**Prompt**
Without omitting anything, retype the data that follows.
[Material for the task start]
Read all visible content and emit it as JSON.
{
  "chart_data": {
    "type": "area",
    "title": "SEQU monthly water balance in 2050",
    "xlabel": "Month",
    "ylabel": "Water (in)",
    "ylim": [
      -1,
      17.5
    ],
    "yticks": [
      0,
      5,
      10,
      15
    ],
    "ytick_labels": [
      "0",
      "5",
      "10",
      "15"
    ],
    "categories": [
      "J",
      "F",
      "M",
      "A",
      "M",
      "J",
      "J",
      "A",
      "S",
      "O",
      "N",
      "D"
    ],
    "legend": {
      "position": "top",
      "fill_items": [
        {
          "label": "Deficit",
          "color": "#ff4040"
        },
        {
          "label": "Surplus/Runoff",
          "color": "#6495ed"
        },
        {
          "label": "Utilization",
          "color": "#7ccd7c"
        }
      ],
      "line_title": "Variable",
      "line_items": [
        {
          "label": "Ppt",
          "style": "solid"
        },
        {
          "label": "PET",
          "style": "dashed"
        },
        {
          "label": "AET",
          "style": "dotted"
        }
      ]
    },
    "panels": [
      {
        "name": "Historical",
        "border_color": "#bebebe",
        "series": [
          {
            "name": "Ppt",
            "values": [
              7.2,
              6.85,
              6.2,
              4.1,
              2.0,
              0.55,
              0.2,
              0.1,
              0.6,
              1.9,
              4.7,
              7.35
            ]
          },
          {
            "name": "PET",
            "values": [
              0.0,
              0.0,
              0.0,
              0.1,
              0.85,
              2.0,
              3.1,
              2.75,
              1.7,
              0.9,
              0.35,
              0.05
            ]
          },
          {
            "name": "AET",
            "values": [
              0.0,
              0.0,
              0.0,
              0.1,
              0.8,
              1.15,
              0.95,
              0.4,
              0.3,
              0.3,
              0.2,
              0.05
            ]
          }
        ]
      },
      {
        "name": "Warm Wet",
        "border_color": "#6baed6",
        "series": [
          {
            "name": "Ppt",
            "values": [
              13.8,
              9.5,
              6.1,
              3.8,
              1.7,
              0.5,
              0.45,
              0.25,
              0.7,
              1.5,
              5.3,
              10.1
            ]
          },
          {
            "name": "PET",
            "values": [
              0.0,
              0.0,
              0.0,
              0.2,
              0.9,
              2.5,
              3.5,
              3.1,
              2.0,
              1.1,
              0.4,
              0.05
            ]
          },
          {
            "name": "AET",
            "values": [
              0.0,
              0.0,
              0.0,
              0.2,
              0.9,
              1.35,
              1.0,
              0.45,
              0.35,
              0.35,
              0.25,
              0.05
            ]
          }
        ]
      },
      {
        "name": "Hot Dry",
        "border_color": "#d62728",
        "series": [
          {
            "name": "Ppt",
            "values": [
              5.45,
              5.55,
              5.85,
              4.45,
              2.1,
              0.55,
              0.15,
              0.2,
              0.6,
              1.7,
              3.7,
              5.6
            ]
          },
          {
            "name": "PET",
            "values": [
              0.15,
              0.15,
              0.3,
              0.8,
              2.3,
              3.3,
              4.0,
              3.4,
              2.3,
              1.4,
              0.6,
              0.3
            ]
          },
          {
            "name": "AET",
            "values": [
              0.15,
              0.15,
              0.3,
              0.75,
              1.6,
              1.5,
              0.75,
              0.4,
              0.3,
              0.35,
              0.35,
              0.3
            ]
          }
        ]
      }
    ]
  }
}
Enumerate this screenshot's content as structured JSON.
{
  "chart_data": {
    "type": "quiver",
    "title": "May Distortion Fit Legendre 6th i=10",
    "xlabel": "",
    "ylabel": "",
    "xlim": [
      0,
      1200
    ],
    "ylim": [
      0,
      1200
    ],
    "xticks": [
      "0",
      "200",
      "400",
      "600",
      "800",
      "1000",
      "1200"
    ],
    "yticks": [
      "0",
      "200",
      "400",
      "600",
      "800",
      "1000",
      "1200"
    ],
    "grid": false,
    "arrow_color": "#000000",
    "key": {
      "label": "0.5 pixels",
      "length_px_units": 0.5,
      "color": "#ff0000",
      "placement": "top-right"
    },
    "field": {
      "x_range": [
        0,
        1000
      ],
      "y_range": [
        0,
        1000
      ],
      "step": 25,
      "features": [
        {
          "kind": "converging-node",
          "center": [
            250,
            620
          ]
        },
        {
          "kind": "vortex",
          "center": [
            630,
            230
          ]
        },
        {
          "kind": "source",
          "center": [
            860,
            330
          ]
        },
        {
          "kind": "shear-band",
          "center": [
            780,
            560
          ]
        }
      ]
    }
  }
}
[Material for the task end]
**Reply to the exercise**
Read all visible content and emit it as JSON.
{
  "chart_data": {
    "type": "area",
    "title": "SEQU monthly water balance in 2050",
    "xlabel": "Month",
    "ylabel": "Water (in)",
    "ylim": [
      -1,
      17.5
    ],
    "yticks": [
      0,
      5,
      10,
      15
    ],
    "ytick_labels": [
      "0",
      "5",
      "10",
      "15"
    ],
    "categories": [
      "J",
      "F",
      "M",
      "A",
      "M",
      "J",
      "J",
      "A",
      "S",
      "O",
      "N",
      "D"
    ],
    "legend": {
      "position": "top",
      "fill_items": [
        {
          "label": "Deficit",
          "color": "#ff4040"
        },
        {
          "label": "Surplus/Runoff",
          "color": "#6495ed"
        },
        {
          "label": "Utilization",
          "color": "#7ccd7c"
        }
      ],
      "line_title": "Variable",
      "line_items": [
        {
          "label": "Ppt",
          "style": "solid"
        },
        {
          "label": "PET",
          "style": "dashed"
        },
        {
          "label": "AET",
          "style": "dotted"
        }
      ]
    },
    "panels": [
      {
        "name": "Historical",
        "border_color": "#bebebe",
        "series": [
          {
            "name": "Ppt",
            "values": [
              7.2,
              6.85,
              6.2,
              4.1,
              2.0,
              0.55,
              0.2,
              0.1,
              0.6,
              1.9,
              4.7,
              7.35
            ]
          },
          {
            "name": "PET",
            "values": [
              0.0,
              0.0,
              0.0,
              0.1,
              0.85,
              2.0,
              3.1,
              2.75,
              1.7,
              0.9,
              0.35,
              0.05
            ]
          },
          {
            "name": "AET",
            "values": [
              0.0,
              0.0,
              0.0,
              0.1,
              0.8,
              1.15,
              0.95,
              0.4,
              0.3,
              0.3,
              0.2,
              0.05
            ]
          }
        ]
      },
      {
        "name": "Warm Wet",
        "border_color": "#6baed6",
        "series": [
          {
            "name": "Ppt",
            "values": [
              13.8,
              9.5,
              6.1,
              3.8,
              1.7,
              0.5,
              0.45,
              0.25,
              0.7,
              1.5,
              5.3,
              10.1
            ]
          },
          {
            "name": "PET",
            "values": [
              0.0,
              0.0,
              0.0,
              0.2,
              0.9,
              2.5,
              3.5,
              3.1,
              2.0,
              1.1,
              0.4,
              0.05
            ]
          },
          {
            "name": "AET",
            "values": [
              0.0,
              0.0,
              0.0,
              0.2,
              0.9,
              1.35,
              1.0,
              0.45,
              0.35,
              0.35,
              0.25,
              0.05
            ]
          }
        ]
      },
      {
        "name": "Hot Dry",
        "border_color": "#d62728",
        "series": [
          {
            "name": "Ppt",
            "values": [
              5.45,
              5.55,
              5.85,
              4.45,
              2.1,
              0.55,
              0.15,
              0.2,
              0.6,
              1.7,
              3.7,
              5.6
            ]
          },
          {
            "name": "PET",
            "values": [
              0.15,
              0.15,
              0.3,
              0.8,
              2.3,
              3.3,
              4.0,
              3.4,
              2.3,
              1.4,
              0.6,
              0.3
            ]
          },
          {
            "name": "AET",
            "values": [
              0.15,
              0.15,
              0.3,
              0.75,
              1.6,
              1.5,
              0.75,
              0.4,
              0.3,
              0.35,
              0.35,
              0.3
            ]
          }
        ]
      }
    ]
  }
}
Enumerate this screenshot's content as structured JSON.
{
  "chart_data": {
    "type": "quiver",
    "title": "May Distortion Fit Legendre 6th i=10",
    "xlabel": "",
    "ylabel": "",
    "xlim": [
      0,
      1200
    ],
    "ylim": [
      0,
      1200
    ],
    "xticks": [
      "0",
      "200",
      "400",
      "600",
      "800",
      "1000",
      "1200"
    ],
    "yticks": [
      "0",
      "200",
      "400",
      "600",
      "800",
      "1000",
      "1200"
    ],
    "grid": false,
    "arrow_color": "#000000",
    "key": {
      "label": "0.5 pixels",
      "length_px_units": 0.5,
      "color": "#ff0000",
      "placement": "top-right"
    },
    "field": {
      "x_range": [
        0,
        1000
      ],
      "y_range": [
        0,
        1000
      ],
      "step": 25,
      "features": [
        {
          "kind": "converging-node",
          "center": [
            250,
            620
          ]
        },
        {
          "kind": "vortex",
          "center": [
            630,
            230
          ]
        },
        {
          "kind": "source",
          "center": [
            860,
            330
          ]
        },
        {
          "kind": "shear-band",
          "center": [
            780,
            560
          ]
        }
      ]
    }
  }
}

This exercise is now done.